_PROBLEM STATEMENT_. Find every line in the records below that holds the word "title", and copy each one.

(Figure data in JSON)

------------------------------------

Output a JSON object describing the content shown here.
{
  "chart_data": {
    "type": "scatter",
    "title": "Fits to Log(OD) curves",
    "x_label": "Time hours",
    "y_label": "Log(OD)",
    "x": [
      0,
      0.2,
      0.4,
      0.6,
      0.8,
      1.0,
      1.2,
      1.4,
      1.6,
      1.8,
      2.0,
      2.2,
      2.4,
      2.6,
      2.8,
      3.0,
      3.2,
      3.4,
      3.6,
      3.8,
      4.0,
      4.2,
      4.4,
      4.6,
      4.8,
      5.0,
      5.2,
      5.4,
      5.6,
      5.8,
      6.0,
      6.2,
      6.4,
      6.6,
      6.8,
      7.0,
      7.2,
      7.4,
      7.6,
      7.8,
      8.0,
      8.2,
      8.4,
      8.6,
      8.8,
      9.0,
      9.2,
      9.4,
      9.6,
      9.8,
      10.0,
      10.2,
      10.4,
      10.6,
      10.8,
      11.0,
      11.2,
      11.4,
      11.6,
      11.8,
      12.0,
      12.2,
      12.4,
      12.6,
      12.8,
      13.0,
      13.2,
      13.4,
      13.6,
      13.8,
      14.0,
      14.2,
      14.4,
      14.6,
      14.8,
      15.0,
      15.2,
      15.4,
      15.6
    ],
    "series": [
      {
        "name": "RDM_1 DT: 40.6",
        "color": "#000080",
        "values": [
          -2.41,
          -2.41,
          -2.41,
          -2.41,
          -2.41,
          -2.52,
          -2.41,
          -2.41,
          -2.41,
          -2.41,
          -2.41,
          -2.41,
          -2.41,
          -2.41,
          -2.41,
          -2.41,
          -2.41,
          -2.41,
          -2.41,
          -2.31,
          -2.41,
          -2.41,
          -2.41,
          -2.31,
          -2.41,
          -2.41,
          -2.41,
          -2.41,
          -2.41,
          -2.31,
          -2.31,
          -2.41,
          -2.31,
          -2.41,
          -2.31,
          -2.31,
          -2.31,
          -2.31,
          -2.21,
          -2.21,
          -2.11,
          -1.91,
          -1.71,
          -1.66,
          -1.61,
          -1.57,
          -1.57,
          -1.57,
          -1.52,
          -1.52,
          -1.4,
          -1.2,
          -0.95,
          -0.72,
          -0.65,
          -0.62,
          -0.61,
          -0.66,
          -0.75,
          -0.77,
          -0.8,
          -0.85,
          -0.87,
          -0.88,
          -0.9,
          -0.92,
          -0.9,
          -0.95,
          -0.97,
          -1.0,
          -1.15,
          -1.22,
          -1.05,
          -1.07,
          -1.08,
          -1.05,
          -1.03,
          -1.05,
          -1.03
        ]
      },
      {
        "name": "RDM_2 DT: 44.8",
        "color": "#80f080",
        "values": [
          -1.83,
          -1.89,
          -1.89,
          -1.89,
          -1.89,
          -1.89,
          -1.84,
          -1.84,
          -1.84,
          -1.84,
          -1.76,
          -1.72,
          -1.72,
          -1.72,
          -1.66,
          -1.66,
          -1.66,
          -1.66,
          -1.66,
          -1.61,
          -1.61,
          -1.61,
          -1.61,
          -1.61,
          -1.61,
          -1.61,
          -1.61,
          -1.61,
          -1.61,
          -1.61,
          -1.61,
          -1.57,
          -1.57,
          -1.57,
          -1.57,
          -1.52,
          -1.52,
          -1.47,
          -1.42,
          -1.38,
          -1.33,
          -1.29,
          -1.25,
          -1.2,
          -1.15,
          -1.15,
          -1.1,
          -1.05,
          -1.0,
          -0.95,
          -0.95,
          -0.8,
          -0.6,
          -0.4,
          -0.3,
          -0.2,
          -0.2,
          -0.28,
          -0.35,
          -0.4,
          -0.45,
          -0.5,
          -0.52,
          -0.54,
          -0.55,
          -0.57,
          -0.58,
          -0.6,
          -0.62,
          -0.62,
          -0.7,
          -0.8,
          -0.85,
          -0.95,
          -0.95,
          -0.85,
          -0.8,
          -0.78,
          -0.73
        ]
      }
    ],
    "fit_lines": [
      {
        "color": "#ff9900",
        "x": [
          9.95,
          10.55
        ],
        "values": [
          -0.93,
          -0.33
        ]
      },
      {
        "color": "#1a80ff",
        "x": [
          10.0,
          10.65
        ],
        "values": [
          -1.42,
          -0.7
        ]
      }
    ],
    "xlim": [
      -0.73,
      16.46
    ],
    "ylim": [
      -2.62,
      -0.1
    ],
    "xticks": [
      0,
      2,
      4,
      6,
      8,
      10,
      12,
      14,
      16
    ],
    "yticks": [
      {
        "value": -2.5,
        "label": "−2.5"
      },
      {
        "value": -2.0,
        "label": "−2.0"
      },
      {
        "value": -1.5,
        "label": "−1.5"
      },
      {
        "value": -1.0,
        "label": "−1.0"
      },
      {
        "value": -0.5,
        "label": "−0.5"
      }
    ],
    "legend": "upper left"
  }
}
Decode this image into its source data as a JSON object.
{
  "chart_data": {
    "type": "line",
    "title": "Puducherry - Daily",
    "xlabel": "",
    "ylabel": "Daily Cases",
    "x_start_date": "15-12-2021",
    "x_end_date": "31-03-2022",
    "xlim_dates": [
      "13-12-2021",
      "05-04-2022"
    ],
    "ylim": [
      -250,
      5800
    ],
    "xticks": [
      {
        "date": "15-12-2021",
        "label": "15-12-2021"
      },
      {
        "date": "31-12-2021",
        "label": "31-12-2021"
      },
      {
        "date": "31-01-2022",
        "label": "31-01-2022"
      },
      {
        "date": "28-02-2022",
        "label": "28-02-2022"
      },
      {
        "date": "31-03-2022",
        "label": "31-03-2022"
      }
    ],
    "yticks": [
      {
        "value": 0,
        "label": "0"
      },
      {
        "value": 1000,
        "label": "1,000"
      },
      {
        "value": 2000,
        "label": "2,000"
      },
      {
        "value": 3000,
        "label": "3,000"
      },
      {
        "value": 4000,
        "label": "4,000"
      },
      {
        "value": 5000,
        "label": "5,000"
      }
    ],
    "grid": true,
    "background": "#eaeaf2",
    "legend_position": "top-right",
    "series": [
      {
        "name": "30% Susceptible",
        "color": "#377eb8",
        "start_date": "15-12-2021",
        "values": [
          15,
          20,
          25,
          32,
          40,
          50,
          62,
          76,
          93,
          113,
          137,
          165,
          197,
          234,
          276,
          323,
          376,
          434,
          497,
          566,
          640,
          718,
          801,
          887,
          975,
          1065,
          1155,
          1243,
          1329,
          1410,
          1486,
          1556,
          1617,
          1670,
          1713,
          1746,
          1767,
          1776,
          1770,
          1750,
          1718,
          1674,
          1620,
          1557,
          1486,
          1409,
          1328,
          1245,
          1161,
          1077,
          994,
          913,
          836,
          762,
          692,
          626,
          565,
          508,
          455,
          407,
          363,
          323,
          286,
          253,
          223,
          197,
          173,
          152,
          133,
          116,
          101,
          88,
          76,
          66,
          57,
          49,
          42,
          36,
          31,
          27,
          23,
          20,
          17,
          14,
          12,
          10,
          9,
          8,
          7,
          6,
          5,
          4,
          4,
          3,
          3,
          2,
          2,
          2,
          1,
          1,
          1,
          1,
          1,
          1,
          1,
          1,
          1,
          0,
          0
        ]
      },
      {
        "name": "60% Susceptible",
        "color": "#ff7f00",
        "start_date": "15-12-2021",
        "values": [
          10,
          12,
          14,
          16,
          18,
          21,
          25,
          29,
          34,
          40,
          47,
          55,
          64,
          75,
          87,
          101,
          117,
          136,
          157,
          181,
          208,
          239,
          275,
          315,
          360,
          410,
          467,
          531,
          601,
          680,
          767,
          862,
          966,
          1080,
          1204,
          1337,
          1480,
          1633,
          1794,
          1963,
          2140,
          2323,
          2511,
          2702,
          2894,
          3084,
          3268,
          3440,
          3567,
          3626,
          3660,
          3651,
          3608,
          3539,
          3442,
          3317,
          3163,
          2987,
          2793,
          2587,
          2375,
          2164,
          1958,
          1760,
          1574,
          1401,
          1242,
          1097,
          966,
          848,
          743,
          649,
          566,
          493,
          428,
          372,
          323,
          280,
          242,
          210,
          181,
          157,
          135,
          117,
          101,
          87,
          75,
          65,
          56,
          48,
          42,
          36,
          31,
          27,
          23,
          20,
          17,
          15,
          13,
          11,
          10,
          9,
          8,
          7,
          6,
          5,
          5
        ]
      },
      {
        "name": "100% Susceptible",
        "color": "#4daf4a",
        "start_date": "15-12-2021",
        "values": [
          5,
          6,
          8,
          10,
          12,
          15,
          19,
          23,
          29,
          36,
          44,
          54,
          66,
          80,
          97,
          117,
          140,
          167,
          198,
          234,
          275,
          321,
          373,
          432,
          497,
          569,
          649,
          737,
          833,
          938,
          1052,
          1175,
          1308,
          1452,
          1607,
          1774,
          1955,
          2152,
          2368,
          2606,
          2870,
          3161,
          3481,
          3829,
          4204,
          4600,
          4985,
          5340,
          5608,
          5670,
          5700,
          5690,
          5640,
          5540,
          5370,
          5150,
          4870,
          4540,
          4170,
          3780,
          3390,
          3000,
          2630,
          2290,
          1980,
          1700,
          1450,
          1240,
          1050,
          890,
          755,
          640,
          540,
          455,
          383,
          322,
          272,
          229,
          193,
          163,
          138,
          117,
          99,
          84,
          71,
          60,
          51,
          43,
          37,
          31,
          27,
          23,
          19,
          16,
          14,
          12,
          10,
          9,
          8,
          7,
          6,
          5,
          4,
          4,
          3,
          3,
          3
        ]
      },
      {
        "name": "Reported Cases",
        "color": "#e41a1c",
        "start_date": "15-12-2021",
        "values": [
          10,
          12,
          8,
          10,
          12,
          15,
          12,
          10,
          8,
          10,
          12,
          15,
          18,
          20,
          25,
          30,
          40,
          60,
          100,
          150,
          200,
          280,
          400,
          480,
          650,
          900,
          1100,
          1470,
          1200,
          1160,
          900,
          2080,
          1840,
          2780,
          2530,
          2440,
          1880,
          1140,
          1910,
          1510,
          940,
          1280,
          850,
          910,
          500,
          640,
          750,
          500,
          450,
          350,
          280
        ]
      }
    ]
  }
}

------------------------------------

_FINAL RESULT_.
    "title": "Fits to Log(OD) curves",
    "title": "Puducherry - Daily",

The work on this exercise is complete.